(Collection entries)
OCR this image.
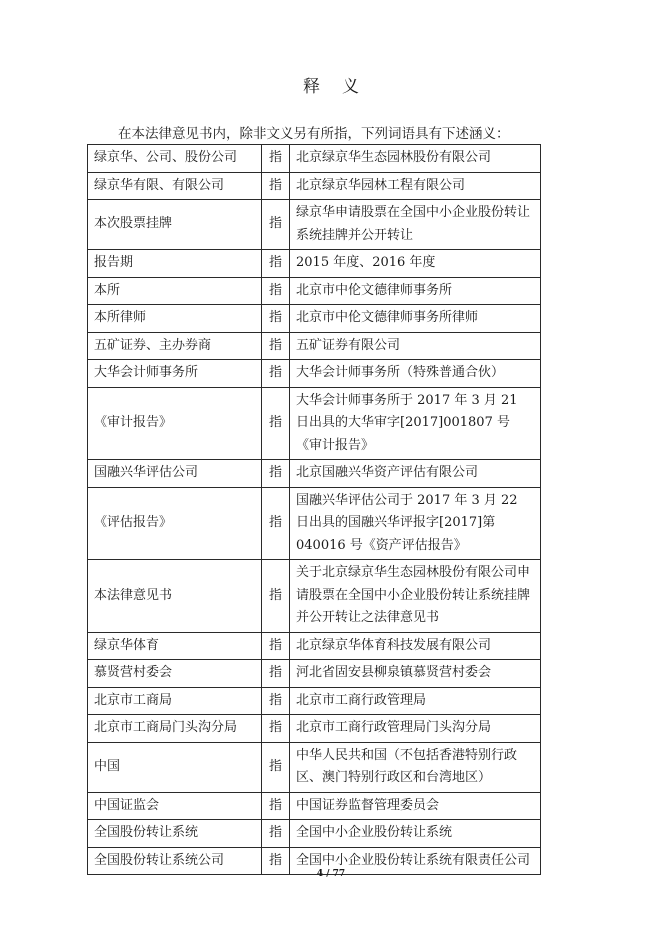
释义
在本法律意见书内，除非文义另有所指，下列词语具有下述涵义：
绿京华、公司、股份公司	指	北京绿京华生态园林股份有限公司
绿京华有限、有限公司	指	北京绿京华园林工程有限公司
本次股票挂牌	指	绿京华申请股票在全国中小企业股份转让系统挂牌并公开转让
报告期	指	2015 年度、2016 年度
本所	指	北京市中伦文德律师事务所
本所律师	指	北京市中伦文德律师事务所律师
五矿证券、主办券商	指	五矿证券有限公司
大华会计师事务所	指	大华会计师事务所（特殊普通合伙）
《审计报告》	指	大华会计师事务所于 2017 年 3 月 21 日出具的大华审字[2017]001807 号《审计报告》
国融兴华评估公司	指	北京国融兴华资产评估有限公司
《评估报告》	指	国融兴华评估公司于 2017 年 3 月 22 日出具的国融兴华评报字[2017]第 040016 号《资产评估报告》
本法律意见书	指	关于北京绿京华生态园林股份有限公司申请股票在全国中小企业股份转让系统挂牌并公开转让之法律意见书
绿京华体育	指	北京绿京华体育科技发展有限公司
慕贤营村委会	指	河北省固安县柳泉镇慕贤营村委会
北京市工商局	指	北京市工商行政管理局
北京市工商局门头沟分局	指	北京市工商行政管理局门头沟分局
中国	指	中华人民共和国（不包括香港特别行政区、澳门特别行政区和台湾地区）
中国证监会	指	中国证券监督管理委员会
全国股份转让系统	指	全国中小企业股份转让系统
全国股份转让系统公司	指	全国中小企业股份转让系统有限责任公司
4 / 77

[PROBLEM]:
Reproduce the whole listing exactly, but not the images in it.

[SOLUTION TO THIS EXERCISE]:
OCR this image.
释义
在本法律意见书内，除非文义另有所指，下列词语具有下述涵义：
绿京华、公司、股份公司	指	北京绿京华生态园林股份有限公司
绿京华有限、有限公司	指	北京绿京华园林工程有限公司
本次股票挂牌	指	绿京华申请股票在全国中小企业股份转让系统挂牌并公开转让
报告期	指	2015 年度、2016 年度
本所	指	北京市中伦文德律师事务所
本所律师	指	北京市中伦文德律师事务所律师
五矿证券、主办券商	指	五矿证券有限公司
大华会计师事务所	指	大华会计师事务所（特殊普通合伙）
《审计报告》	指	大华会计师事务所于 2017 年 3 月 21 日出具的大华审字[2017]001807 号《审计报告》
国融兴华评估公司	指	北京国融兴华资产评估有限公司
《评估报告》	指	国融兴华评估公司于 2017 年 3 月 22 日出具的国融兴华评报字[2017]第 040016 号《资产评估报告》
本法律意见书	指	关于北京绿京华生态园林股份有限公司申请股票在全国中小企业股份转让系统挂牌并公开转让之法律意见书
绿京华体育	指	北京绿京华体育科技发展有限公司
慕贤营村委会	指	河北省固安县柳泉镇慕贤营村委会
北京市工商局	指	北京市工商行政管理局
北京市工商局门头沟分局	指	北京市工商行政管理局门头沟分局
中国	指	中华人民共和国（不包括香港特别行政区、澳门特别行政区和台湾地区）
中国证监会	指	中国证券监督管理委员会
全国股份转让系统	指	全国中小企业股份转让系统
全国股份转让系统公司	指	全国中小企业股份转让系统有限责任公司
4 / 77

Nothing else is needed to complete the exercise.